**GIVEN REQUEST:** Every line of the records below should be restated exactly.

(Stored data entries)
────────────────────
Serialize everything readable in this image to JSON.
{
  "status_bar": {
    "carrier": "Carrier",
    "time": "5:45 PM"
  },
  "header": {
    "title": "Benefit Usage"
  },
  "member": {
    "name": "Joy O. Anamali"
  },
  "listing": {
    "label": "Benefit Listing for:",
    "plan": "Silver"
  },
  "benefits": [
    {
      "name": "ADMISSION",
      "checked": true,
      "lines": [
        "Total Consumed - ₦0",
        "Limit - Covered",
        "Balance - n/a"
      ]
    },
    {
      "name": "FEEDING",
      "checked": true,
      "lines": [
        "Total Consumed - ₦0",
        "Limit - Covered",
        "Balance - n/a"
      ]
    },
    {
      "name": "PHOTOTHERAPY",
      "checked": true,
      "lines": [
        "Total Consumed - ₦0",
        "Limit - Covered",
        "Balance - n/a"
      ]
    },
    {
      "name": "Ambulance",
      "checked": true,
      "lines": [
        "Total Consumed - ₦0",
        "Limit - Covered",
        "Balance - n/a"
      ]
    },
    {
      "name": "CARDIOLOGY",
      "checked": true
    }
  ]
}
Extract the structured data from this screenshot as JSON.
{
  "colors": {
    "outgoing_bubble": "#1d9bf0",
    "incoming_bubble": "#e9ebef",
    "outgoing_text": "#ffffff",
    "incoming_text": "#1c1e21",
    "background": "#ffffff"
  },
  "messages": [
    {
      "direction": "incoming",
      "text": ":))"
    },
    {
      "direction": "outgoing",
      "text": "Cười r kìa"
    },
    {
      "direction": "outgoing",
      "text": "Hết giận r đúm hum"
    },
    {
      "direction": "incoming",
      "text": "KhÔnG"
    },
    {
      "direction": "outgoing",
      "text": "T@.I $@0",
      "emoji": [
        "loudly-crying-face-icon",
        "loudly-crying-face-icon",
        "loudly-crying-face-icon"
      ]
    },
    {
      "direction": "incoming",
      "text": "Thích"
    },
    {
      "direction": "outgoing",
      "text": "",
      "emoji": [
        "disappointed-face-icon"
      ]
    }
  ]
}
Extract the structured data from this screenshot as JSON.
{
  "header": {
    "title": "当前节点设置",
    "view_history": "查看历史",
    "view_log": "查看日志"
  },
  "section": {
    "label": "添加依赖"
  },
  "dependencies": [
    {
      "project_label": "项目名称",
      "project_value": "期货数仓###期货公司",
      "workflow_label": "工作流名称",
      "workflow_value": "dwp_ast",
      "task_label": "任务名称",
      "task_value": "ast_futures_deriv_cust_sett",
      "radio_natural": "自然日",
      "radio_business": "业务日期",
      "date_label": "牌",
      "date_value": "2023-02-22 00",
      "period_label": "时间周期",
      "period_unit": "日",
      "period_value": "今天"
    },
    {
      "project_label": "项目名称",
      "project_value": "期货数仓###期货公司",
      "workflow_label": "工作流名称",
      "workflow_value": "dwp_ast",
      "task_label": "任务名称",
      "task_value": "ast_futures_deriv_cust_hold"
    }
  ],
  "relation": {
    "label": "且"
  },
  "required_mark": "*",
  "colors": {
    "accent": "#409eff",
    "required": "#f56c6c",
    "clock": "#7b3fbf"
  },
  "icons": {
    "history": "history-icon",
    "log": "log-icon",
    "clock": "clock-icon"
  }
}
────────────────────
**RESULT OF THIS TASK:**
Serialize everything readable in this image to JSON.
{
  "status_bar": {
    "carrier": "Carrier",
    "time": "5:45 PM"
  },
  "header": {
    "title": "Benefit Usage"
  },
  "member": {
    "name": "Joy O. Anamali"
  },
  "listing": {
    "label": "Benefit Listing for:",
    "plan": "Silver"
  },
  "benefits": [
    {
      "name": "ADMISSION",
      "checked": true,
      "lines": [
        "Total Consumed - ₦0",
        "Limit - Covered",
        "Balance - n/a"
      ]
    },
    {
      "name": "FEEDING",
      "checked": true,
      "lines": [
        "Total Consumed - ₦0",
        "Limit - Covered",
        "Balance - n/a"
      ]
    },
    {
      "name": "PHOTOTHERAPY",
      "checked": true,
      "lines": [
        "Total Consumed - ₦0",
        "Limit - Covered",
        "Balance - n/a"
      ]
    },
    {
      "name": "Ambulance",
      "checked": true,
      "lines": [
        "Total Consumed - ₦0",
        "Limit - Covered",
        "Balance - n/a"
      ]
    },
    {
      "name": "CARDIOLOGY",
      "checked": true
    }
  ]
}
Extract the structured data from this screenshot as JSON.
{
  "colors": {
    "outgoing_bubble": "#1d9bf0",
    "incoming_bubble": "#e9ebef",
    "outgoing_text": "#ffffff",
    "incoming_text": "#1c1e21",
    "background": "#ffffff"
  },
  "messages": [
    {
      "direction": "incoming",
      "text": ":))"
    },
    {
      "direction": "outgoing",
      "text": "Cười r kìa"
    },
    {
      "direction": "outgoing",
      "text": "Hết giận r đúm hum"
    },
    {
      "direction": "incoming",
      "text": "KhÔnG"
    },
    {
      "direction": "outgoing",
      "text": "T@.I $@0",
      "emoji": [
        "loudly-crying-face-icon",
        "loudly-crying-face-icon",
        "loudly-crying-face-icon"
      ]
    },
    {
      "direction": "incoming",
      "text": "Thích"
    },
    {
      "direction": "outgoing",
      "text": "",
      "emoji": [
        "disappointed-face-icon"
      ]
    }
  ]
}
Extract the structured data from this screenshot as JSON.
{
  "header": {
    "title": "当前节点设置",
    "view_history": "查看历史",
    "view_log": "查看日志"
  },
  "section": {
    "label": "添加依赖"
  },
  "dependencies": [
    {
      "project_label": "项目名称",
      "project_value": "期货数仓###期货公司",
      "workflow_label": "工作流名称",
      "workflow_value": "dwp_ast",
      "task_label": "任务名称",
      "task_value": "ast_futures_deriv_cust_sett",
      "radio_natural": "自然日",
      "radio_business": "业务日期",
      "date_label": "牌",
      "date_value": "2023-02-22 00",
      "period_label": "时间周期",
      "period_unit": "日",
      "period_value": "今天"
    },
    {
      "project_label": "项目名称",
      "project_value": "期货数仓###期货公司",
      "workflow_label": "工作流名称",
      "workflow_value": "dwp_ast",
      "task_label": "任务名称",
      "task_value": "ast_futures_deriv_cust_hold"
    }
  ],
  "relation": {
    "label": "且"
  },
  "required_mark": "*",
  "colors": {
    "accent": "#409eff",
    "required": "#f56c6c",
    "clock": "#7b3fbf"
  },
  "icons": {
    "history": "history-icon",
    "log": "log-icon",
    "clock": "clock-icon"
  }
}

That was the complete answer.